* Start *

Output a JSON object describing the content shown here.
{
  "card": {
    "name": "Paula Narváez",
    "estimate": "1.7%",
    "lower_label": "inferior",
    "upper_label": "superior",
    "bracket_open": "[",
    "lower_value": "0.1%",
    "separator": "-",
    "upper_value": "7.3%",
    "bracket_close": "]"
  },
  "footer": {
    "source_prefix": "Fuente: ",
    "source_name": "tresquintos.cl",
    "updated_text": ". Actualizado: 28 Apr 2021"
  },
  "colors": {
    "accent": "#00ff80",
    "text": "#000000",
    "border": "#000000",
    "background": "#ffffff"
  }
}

* End *

__Your goal__
Nothing in the listing may be changed; retype it all exactly.

__Right answer__
Output a JSON object describing the content shown here.
{
  "card": {
    "name": "Paula Narváez",
    "estimate": "1.7%",
    "lower_label": "inferior",
    "upper_label": "superior",
    "bracket_open": "[",
    "lower_value": "0.1%",
    "separator": "-",
    "upper_value": "7.3%",
    "bracket_close": "]"
  },
  "footer": {
    "source_prefix": "Fuente: ",
    "source_name": "tresquintos.cl",
    "updated_text": ". Actualizado: 28 Apr 2021"
  },
  "colors": {
    "accent": "#00ff80",
    "text": "#000000",
    "border": "#000000",
    "background": "#ffffff"
  }
}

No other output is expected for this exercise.